Exercise aim.
Make an exact copy of the listing below.

** start of Exercise data **

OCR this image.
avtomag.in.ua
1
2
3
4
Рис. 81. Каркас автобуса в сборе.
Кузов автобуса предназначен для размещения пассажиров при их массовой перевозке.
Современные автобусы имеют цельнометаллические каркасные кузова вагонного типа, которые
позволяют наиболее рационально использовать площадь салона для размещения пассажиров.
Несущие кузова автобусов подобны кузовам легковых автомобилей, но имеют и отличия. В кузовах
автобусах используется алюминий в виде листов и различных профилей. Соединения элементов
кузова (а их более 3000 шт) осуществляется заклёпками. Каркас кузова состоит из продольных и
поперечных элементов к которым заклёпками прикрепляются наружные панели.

** end of Exercise data **

Result of the task.
OCR this image.
avtomag.in.ua
1
2
3
4
Рис. 81. Каркас автобуса в сборе.
Кузов автобуса предназначен для размещения пассажиров при их массовой перевозке.
Современные автобусы имеют цельнометаллические каркасные кузова вагонного типа, которые
позволяют наиболее рационально использовать площадь салона для размещения пассажиров.
Несущие кузова автобусов подобны кузовам легковых автомобилей, но имеют и отличия. В кузовах
автобусах используется алюминий в виде листов и различных профилей. Соединения элементов
кузова (а их более 3000 шт) осуществляется заклёпками. Каркас кузова состоит из продольных и
поперечных элементов к которым заклёпками прикрепляются наружные панели.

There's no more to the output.